> Stated problem:
Scan the entries below for the word "磁场能在增大". Copy each line that has it.

> Supplied material:
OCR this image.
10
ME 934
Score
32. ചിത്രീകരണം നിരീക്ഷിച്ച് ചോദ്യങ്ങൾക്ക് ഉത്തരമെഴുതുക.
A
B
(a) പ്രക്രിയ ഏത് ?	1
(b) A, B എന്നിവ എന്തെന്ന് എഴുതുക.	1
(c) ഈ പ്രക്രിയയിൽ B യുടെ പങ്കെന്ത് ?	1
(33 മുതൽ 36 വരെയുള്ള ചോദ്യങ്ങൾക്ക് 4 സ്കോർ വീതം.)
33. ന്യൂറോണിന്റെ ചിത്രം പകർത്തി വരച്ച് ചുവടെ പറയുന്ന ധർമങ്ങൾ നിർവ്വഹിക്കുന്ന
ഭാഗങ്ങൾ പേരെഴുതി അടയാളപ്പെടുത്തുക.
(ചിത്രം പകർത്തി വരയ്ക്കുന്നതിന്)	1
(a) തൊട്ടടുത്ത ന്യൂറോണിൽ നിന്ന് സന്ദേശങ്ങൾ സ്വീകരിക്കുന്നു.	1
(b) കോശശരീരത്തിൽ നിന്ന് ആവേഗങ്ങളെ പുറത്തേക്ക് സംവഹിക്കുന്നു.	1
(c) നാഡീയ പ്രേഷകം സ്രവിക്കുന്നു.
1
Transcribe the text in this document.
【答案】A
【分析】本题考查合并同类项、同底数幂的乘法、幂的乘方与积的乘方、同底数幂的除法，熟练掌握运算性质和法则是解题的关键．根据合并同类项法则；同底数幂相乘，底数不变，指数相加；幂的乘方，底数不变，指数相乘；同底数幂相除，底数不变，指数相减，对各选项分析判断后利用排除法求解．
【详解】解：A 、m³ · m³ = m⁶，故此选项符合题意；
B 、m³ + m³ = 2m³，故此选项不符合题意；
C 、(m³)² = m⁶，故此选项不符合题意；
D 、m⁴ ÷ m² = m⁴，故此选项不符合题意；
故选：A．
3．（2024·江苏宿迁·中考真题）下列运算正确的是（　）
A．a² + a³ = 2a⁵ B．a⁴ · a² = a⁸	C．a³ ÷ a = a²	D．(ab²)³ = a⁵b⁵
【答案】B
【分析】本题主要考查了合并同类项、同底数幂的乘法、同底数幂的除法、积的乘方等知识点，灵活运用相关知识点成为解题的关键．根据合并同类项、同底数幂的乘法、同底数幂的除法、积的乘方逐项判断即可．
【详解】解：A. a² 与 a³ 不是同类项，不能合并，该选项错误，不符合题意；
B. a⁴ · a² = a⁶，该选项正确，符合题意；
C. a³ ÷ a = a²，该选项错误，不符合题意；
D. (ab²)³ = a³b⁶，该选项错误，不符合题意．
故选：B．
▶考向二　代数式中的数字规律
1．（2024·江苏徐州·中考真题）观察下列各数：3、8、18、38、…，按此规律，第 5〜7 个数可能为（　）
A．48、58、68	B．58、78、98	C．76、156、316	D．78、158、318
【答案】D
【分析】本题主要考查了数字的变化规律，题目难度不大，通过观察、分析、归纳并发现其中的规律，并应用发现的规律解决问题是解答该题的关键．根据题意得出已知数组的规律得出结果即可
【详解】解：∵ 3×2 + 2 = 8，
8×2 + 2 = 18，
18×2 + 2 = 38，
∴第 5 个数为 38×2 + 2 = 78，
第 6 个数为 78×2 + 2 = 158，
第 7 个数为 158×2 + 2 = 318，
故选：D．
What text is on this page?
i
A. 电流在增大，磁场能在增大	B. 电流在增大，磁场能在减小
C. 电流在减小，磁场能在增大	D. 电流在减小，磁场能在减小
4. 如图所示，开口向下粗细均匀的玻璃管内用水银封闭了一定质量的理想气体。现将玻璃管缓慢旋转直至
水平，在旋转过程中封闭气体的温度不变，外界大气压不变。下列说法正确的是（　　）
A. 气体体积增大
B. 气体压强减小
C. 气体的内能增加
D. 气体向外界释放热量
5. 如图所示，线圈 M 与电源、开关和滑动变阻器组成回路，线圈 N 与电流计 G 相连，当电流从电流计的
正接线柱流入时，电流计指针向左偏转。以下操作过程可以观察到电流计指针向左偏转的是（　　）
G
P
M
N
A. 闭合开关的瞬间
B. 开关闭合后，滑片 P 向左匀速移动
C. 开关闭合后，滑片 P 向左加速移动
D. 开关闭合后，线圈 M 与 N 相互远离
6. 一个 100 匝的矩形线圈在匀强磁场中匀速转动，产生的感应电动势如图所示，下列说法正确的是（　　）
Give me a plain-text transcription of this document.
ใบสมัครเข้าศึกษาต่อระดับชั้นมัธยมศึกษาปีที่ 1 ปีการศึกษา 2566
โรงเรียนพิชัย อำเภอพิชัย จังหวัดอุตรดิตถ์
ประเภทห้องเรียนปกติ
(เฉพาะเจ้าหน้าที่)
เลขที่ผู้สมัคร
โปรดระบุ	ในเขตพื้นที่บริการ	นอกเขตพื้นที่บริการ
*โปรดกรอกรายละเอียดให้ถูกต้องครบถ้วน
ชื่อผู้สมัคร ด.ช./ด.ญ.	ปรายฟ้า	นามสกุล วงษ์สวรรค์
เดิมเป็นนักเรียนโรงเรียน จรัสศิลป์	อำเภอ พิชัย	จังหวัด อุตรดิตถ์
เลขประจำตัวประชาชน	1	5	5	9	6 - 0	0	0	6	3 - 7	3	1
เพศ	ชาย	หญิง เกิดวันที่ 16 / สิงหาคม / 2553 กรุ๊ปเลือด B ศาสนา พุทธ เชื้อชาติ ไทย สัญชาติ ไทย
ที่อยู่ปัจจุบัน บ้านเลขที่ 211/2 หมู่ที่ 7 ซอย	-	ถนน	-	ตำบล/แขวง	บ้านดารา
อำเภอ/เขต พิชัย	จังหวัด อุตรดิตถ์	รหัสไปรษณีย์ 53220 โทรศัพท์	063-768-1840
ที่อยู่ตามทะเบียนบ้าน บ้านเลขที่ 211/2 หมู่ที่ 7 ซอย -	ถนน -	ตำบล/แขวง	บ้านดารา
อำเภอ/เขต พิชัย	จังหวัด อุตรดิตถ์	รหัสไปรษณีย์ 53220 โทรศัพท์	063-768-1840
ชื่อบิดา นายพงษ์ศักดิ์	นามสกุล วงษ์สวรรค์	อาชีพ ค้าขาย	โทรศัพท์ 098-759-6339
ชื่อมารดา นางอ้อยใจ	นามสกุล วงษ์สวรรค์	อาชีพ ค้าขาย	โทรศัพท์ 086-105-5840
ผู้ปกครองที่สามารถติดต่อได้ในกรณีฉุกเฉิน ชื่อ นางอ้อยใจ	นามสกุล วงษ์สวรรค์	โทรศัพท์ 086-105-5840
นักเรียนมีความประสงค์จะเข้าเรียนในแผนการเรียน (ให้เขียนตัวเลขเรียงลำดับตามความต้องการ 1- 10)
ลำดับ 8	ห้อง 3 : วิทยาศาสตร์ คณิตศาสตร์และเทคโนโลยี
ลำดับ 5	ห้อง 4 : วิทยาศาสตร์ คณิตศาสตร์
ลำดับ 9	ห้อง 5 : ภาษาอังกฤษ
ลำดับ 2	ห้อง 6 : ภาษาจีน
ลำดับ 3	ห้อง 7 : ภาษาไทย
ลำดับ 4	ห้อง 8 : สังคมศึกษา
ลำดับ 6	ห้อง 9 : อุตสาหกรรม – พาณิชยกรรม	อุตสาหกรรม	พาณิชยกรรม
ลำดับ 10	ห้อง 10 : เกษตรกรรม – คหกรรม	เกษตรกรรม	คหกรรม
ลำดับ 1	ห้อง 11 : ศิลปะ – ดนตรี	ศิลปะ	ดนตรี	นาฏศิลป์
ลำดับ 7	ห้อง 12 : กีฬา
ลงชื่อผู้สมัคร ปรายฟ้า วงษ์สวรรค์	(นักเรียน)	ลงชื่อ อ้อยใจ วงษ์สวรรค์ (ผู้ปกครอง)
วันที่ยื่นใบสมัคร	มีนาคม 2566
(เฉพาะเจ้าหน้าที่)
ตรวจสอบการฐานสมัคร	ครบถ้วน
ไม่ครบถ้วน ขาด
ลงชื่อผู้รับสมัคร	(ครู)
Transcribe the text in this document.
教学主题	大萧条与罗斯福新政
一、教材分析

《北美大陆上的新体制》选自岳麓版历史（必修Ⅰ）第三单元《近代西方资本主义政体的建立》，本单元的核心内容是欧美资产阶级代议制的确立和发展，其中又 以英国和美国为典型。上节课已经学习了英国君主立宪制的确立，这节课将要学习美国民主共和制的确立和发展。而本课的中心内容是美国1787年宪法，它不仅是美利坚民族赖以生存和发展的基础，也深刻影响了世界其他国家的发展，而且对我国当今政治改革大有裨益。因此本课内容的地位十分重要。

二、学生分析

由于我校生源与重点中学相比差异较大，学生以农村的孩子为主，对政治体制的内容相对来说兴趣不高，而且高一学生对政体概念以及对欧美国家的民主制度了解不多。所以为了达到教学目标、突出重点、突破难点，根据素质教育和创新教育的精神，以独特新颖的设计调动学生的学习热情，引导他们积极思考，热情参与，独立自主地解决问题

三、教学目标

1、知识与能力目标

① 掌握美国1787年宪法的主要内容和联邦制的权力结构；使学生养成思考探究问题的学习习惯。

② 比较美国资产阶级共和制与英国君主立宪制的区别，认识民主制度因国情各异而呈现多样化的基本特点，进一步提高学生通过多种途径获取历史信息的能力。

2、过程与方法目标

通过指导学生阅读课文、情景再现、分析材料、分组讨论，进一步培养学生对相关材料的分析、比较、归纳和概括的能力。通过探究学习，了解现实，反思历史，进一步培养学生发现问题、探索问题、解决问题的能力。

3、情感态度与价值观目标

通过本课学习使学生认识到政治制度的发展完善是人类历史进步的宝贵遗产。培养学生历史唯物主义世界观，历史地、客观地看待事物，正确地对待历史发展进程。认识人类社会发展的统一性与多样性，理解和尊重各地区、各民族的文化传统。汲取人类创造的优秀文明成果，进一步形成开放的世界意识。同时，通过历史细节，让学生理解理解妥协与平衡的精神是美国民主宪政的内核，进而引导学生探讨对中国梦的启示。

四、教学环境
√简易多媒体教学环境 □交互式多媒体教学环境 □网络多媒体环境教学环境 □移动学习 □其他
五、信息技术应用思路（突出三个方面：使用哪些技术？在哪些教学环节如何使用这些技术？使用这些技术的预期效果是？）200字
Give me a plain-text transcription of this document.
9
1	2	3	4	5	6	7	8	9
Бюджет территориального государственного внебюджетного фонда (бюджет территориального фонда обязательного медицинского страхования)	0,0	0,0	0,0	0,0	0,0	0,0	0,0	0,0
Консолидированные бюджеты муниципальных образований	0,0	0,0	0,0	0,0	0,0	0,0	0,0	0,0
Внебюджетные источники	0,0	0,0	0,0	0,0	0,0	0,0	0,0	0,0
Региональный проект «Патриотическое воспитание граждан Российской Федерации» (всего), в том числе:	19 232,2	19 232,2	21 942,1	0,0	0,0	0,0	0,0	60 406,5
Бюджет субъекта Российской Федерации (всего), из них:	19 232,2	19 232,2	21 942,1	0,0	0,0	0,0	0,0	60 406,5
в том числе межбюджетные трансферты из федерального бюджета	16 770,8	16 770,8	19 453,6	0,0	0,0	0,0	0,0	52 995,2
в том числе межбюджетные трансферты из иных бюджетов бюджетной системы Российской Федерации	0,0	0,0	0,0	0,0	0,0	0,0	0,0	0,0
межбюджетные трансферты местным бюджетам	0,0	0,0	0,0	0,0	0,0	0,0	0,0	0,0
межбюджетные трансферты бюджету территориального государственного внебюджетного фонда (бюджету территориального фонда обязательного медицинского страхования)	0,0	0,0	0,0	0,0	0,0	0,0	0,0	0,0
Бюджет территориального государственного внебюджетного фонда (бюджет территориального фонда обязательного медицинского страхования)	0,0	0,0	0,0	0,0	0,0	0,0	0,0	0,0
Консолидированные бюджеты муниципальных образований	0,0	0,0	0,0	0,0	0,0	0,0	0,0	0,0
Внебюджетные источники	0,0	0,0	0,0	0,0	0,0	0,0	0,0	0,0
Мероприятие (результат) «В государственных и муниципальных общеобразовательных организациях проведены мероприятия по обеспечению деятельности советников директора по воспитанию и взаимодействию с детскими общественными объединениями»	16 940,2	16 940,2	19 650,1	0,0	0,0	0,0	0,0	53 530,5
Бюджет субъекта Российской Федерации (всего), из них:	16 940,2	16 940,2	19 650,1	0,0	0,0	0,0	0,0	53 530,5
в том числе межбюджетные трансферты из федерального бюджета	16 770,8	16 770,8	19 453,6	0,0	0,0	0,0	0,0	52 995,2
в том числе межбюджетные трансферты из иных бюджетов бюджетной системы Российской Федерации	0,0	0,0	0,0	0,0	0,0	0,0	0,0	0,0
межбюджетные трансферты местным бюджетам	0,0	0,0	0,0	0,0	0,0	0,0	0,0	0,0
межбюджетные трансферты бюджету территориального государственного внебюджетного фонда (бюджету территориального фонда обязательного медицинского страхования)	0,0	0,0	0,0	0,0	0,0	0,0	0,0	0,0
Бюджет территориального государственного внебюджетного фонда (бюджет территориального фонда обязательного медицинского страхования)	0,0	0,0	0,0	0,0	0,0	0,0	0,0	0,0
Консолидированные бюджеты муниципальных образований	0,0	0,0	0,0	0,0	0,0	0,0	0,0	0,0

> Task answer:
A. 电流在增大，磁场能在增大	B. 电流在增大，磁场能在减小
C. 电流在减小，磁场能在增大	D. 电流在减小，磁场能在减小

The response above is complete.